**Excerpted records**
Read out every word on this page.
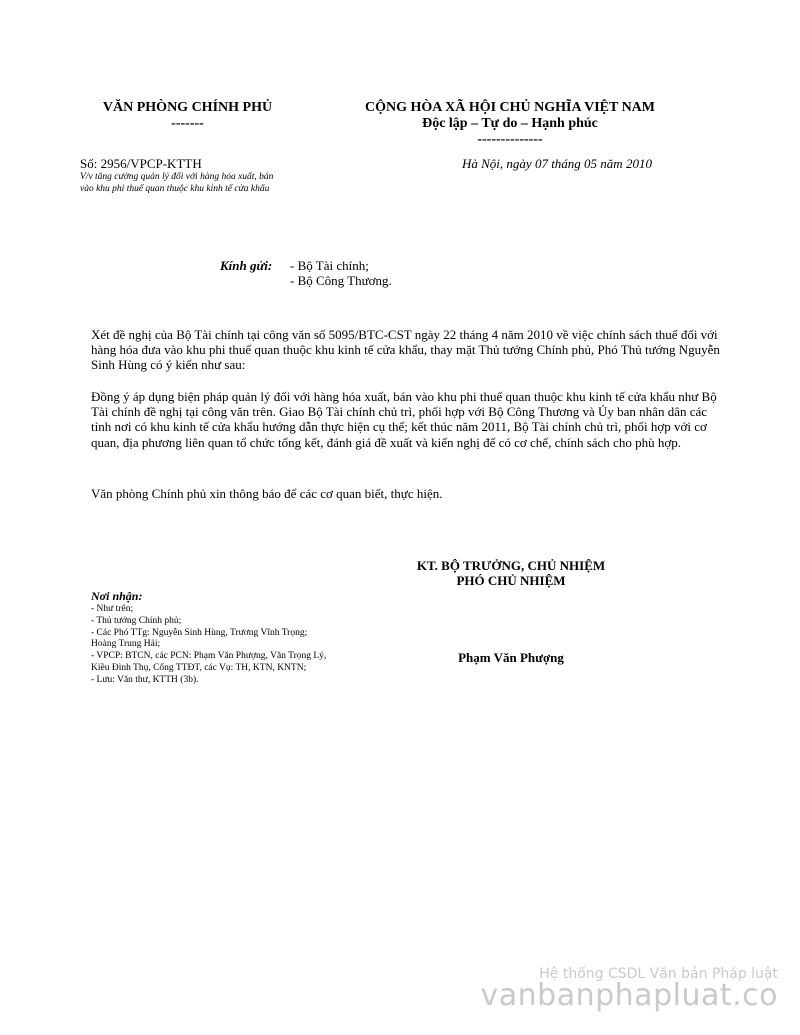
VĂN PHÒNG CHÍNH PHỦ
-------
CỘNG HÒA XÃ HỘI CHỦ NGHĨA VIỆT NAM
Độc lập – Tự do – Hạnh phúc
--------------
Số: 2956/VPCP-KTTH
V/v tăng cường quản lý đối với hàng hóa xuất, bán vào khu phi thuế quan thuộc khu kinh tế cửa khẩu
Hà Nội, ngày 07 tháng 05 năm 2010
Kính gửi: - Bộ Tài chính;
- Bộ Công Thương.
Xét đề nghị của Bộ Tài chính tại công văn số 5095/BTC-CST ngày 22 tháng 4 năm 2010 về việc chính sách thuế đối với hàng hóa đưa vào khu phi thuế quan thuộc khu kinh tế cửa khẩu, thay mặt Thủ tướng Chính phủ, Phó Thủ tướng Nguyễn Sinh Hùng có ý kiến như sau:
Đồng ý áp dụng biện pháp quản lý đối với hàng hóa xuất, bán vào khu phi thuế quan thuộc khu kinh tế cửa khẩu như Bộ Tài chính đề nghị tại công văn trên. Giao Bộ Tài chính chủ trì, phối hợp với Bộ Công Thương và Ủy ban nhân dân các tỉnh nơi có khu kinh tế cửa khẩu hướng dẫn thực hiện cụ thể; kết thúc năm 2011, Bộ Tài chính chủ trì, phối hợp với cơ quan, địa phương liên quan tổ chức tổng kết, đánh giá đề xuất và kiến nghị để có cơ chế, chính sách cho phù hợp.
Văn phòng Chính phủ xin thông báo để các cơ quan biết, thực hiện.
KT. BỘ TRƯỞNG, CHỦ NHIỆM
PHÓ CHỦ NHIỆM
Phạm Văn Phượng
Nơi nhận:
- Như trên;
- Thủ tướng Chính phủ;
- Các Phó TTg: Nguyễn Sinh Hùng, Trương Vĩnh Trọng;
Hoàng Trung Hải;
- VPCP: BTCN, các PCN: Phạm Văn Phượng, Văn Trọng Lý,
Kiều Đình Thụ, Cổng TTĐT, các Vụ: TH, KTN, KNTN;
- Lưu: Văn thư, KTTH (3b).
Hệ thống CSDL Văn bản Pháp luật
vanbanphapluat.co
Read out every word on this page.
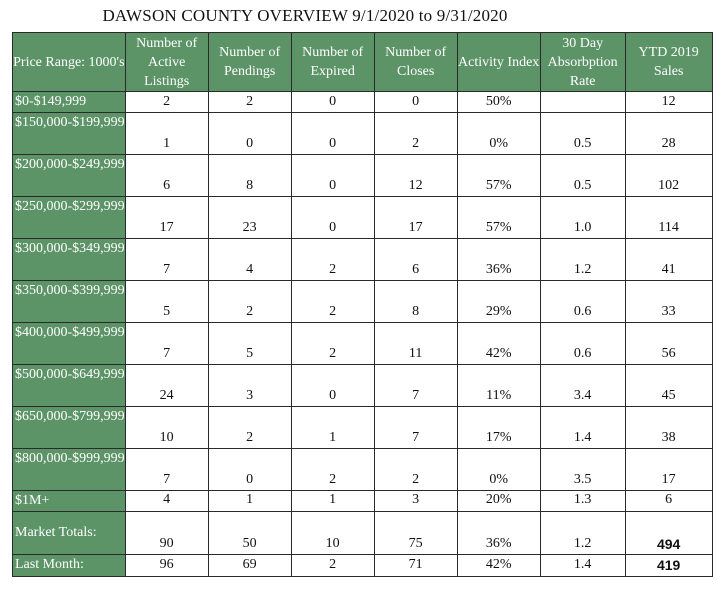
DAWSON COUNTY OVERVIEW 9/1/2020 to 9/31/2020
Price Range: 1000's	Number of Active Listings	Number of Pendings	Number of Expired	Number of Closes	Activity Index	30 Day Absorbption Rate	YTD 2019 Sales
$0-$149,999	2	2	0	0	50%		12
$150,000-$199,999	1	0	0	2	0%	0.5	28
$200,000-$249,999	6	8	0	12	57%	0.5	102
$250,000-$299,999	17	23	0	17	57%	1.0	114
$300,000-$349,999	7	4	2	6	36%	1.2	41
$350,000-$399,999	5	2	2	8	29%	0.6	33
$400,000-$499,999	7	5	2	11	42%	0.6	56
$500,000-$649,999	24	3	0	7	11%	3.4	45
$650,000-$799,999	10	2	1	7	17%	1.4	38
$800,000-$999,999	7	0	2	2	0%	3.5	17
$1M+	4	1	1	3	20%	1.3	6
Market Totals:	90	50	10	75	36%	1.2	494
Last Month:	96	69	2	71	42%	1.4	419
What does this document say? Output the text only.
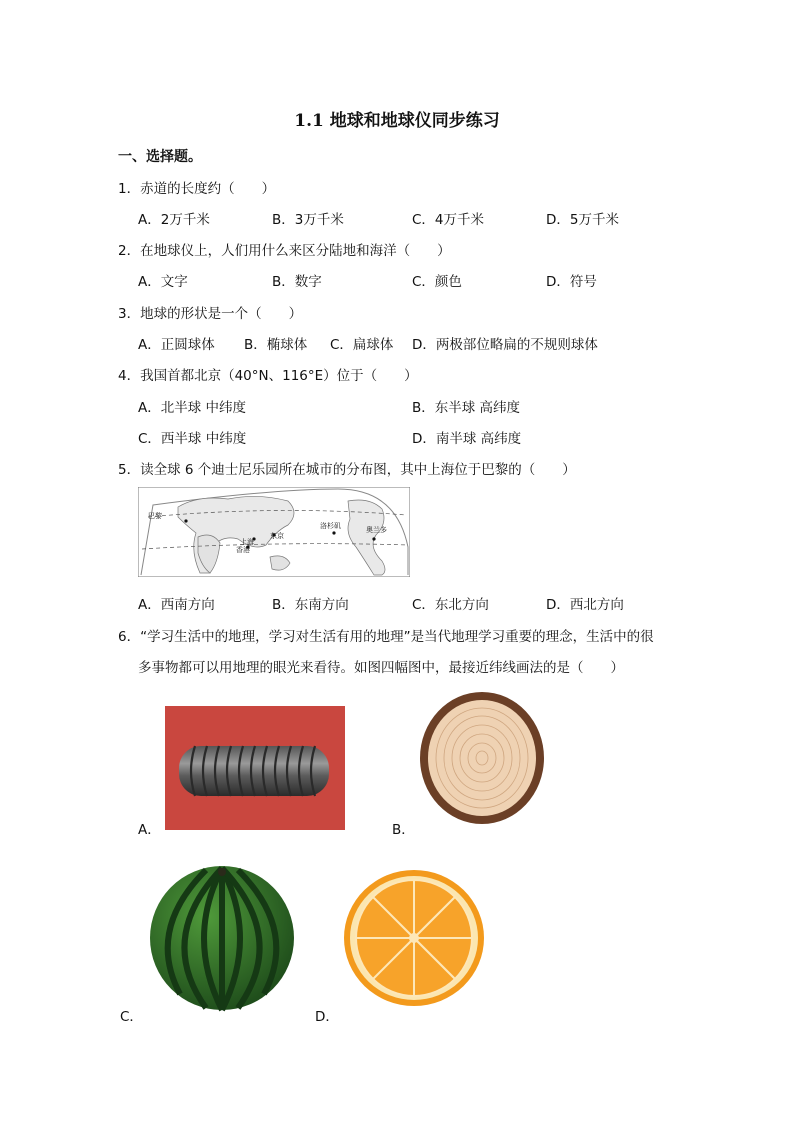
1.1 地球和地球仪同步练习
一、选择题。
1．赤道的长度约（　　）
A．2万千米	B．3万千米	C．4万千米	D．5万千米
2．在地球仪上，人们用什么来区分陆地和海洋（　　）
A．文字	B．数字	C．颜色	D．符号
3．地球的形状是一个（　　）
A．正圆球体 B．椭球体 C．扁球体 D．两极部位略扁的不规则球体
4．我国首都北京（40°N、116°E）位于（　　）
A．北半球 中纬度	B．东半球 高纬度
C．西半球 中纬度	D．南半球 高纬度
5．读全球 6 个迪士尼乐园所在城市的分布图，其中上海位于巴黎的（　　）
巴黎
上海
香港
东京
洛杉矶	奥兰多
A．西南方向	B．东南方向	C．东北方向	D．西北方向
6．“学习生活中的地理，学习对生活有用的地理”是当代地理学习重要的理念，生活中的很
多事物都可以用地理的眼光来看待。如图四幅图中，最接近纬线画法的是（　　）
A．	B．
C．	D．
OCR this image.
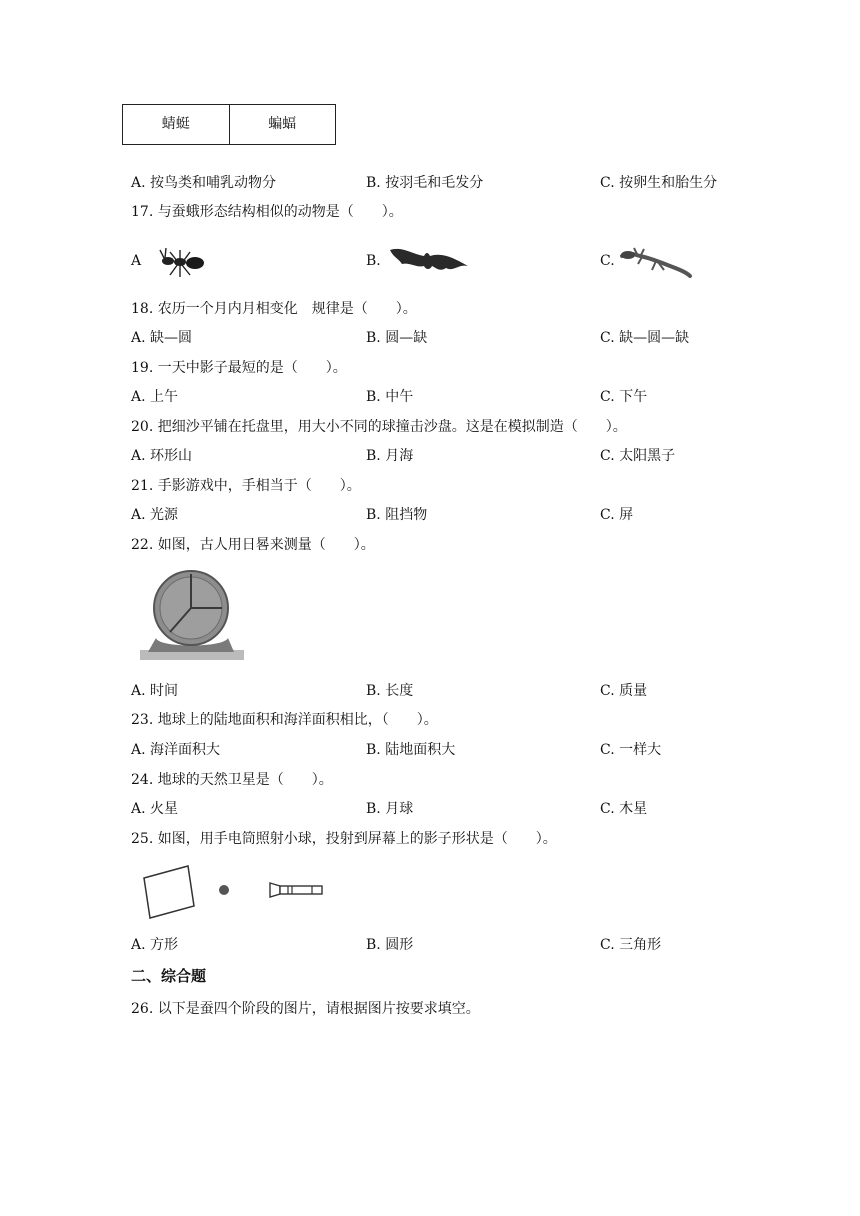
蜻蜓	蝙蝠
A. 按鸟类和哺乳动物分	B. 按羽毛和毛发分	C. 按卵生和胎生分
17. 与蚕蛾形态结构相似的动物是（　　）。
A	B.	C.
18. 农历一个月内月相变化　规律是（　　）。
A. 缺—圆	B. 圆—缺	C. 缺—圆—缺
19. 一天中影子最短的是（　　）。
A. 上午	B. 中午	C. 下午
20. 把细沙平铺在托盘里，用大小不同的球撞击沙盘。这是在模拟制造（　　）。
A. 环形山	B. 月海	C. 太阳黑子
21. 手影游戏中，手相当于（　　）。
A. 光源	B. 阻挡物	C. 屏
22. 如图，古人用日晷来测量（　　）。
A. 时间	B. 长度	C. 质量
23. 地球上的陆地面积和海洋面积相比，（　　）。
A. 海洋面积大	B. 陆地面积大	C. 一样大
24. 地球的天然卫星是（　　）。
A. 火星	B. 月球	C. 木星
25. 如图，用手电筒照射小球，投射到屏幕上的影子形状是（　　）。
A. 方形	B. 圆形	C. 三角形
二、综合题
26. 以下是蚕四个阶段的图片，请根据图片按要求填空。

**What is needed**
Copy every record above exactly, leaving out the pictures.

**Expected answer**
Read out every word on this page.
VĂN PHÒNG CHÍNH PHỦ
-------
CỘNG HÒA XÃ HỘI CHỦ NGHĨA VIỆT NAM
Độc lập – Tự do – Hạnh phúc
--------------
Số: 2956/VPCP-KTTH
V/v tăng cường quản lý đối với hàng hóa xuất, bán vào khu phi thuế quan thuộc khu kinh tế cửa khẩu
Hà Nội, ngày 07 tháng 05 năm 2010
Kính gửi: - Bộ Tài chính;
- Bộ Công Thương.
Xét đề nghị của Bộ Tài chính tại công văn số 5095/BTC-CST ngày 22 tháng 4 năm 2010 về việc chính sách thuế đối với hàng hóa đưa vào khu phi thuế quan thuộc khu kinh tế cửa khẩu, thay mặt Thủ tướng Chính phủ, Phó Thủ tướng Nguyễn Sinh Hùng có ý kiến như sau:
Đồng ý áp dụng biện pháp quản lý đối với hàng hóa xuất, bán vào khu phi thuế quan thuộc khu kinh tế cửa khẩu như Bộ Tài chính đề nghị tại công văn trên. Giao Bộ Tài chính chủ trì, phối hợp với Bộ Công Thương và Ủy ban nhân dân các tỉnh nơi có khu kinh tế cửa khẩu hướng dẫn thực hiện cụ thể; kết thúc năm 2011, Bộ Tài chính chủ trì, phối hợp với cơ quan, địa phương liên quan tổ chức tổng kết, đánh giá đề xuất và kiến nghị để có cơ chế, chính sách cho phù hợp.
Văn phòng Chính phủ xin thông báo để các cơ quan biết, thực hiện.
KT. BỘ TRƯỞNG, CHỦ NHIỆM
PHÓ CHỦ NHIỆM
Phạm Văn Phượng
Nơi nhận:
- Như trên;
- Thủ tướng Chính phủ;
- Các Phó TTg: Nguyễn Sinh Hùng, Trương Vĩnh Trọng;
Hoàng Trung Hải;
- VPCP: BTCN, các PCN: Phạm Văn Phượng, Văn Trọng Lý,
Kiều Đình Thụ, Cổng TTĐT, các Vụ: TH, KTN, KNTN;
- Lưu: Văn thư, KTTH (3b).
Hệ thống CSDL Văn bản Pháp luật
vanbanphapluat.co
Read out every word on this page.
DAWSON COUNTY OVERVIEW 9/1/2020 to 9/31/2020
Price Range: 1000's	Number of Active Listings	Number of Pendings	Number of Expired	Number of Closes	Activity Index	30 Day Absorbption Rate	YTD 2019 Sales
$0-$149,999	2	2	0	0	50%		12
$150,000-$199,999	1	0	0	2	0%	0.5	28
$200,000-$249,999	6	8	0	12	57%	0.5	102
$250,000-$299,999	17	23	0	17	57%	1.0	114
$300,000-$349,999	7	4	2	6	36%	1.2	41
$350,000-$399,999	5	2	2	8	29%	0.6	33
$400,000-$499,999	7	5	2	11	42%	0.6	56
$500,000-$649,999	24	3	0	7	11%	3.4	45
$650,000-$799,999	10	2	1	7	17%	1.4	38
$800,000-$999,999	7	0	2	2	0%	3.5	17
$1M+	4	1	1	3	20%	1.3	6
Market Totals:	90	50	10	75	36%	1.2	494
Last Month:	96	69	2	71	42%	1.4	419
What does this document say? Output the text only.
1.1 地球和地球仪同步练习
一、选择题。
1．赤道的长度约（　　）
A．2万千米	B．3万千米	C．4万千米	D．5万千米
2．在地球仪上，人们用什么来区分陆地和海洋（　　）
A．文字	B．数字	C．颜色	D．符号
3．地球的形状是一个（　　）
A．正圆球体 B．椭球体 C．扁球体 D．两极部位略扁的不规则球体
4．我国首都北京（40°N、116°E）位于（　　）
A．北半球 中纬度	B．东半球 高纬度
C．西半球 中纬度	D．南半球 高纬度
5．读全球 6 个迪士尼乐园所在城市的分布图，其中上海位于巴黎的（　　）
巴黎
上海
香港
东京
洛杉矶	奥兰多
A．西南方向	B．东南方向	C．东北方向	D．西北方向
6．“学习生活中的地理，学习对生活有用的地理”是当代地理学习重要的理念，生活中的很
多事物都可以用地理的眼光来看待。如图四幅图中，最接近纬线画法的是（　　）
A．	B．
C．	D．
OCR this image.
蜻蜓	蝙蝠
A. 按鸟类和哺乳动物分	B. 按羽毛和毛发分	C. 按卵生和胎生分
17. 与蚕蛾形态结构相似的动物是（　　）。
A	B.	C.
18. 农历一个月内月相变化　规律是（　　）。
A. 缺—圆	B. 圆—缺	C. 缺—圆—缺
19. 一天中影子最短的是（　　）。
A. 上午	B. 中午	C. 下午
20. 把细沙平铺在托盘里，用大小不同的球撞击沙盘。这是在模拟制造（　　）。
A. 环形山	B. 月海	C. 太阳黑子
21. 手影游戏中，手相当于（　　）。
A. 光源	B. 阻挡物	C. 屏
22. 如图，古人用日晷来测量（　　）。
A. 时间	B. 长度	C. 质量
23. 地球上的陆地面积和海洋面积相比，（　　）。
A. 海洋面积大	B. 陆地面积大	C. 一样大
24. 地球的天然卫星是（　　）。
A. 火星	B. 月球	C. 木星
25. 如图，用手电筒照射小球，投射到屏幕上的影子形状是（　　）。
A. 方形	B. 圆形	C. 三角形
二、综合题
26. 以下是蚕四个阶段的图片，请根据图片按要求填空。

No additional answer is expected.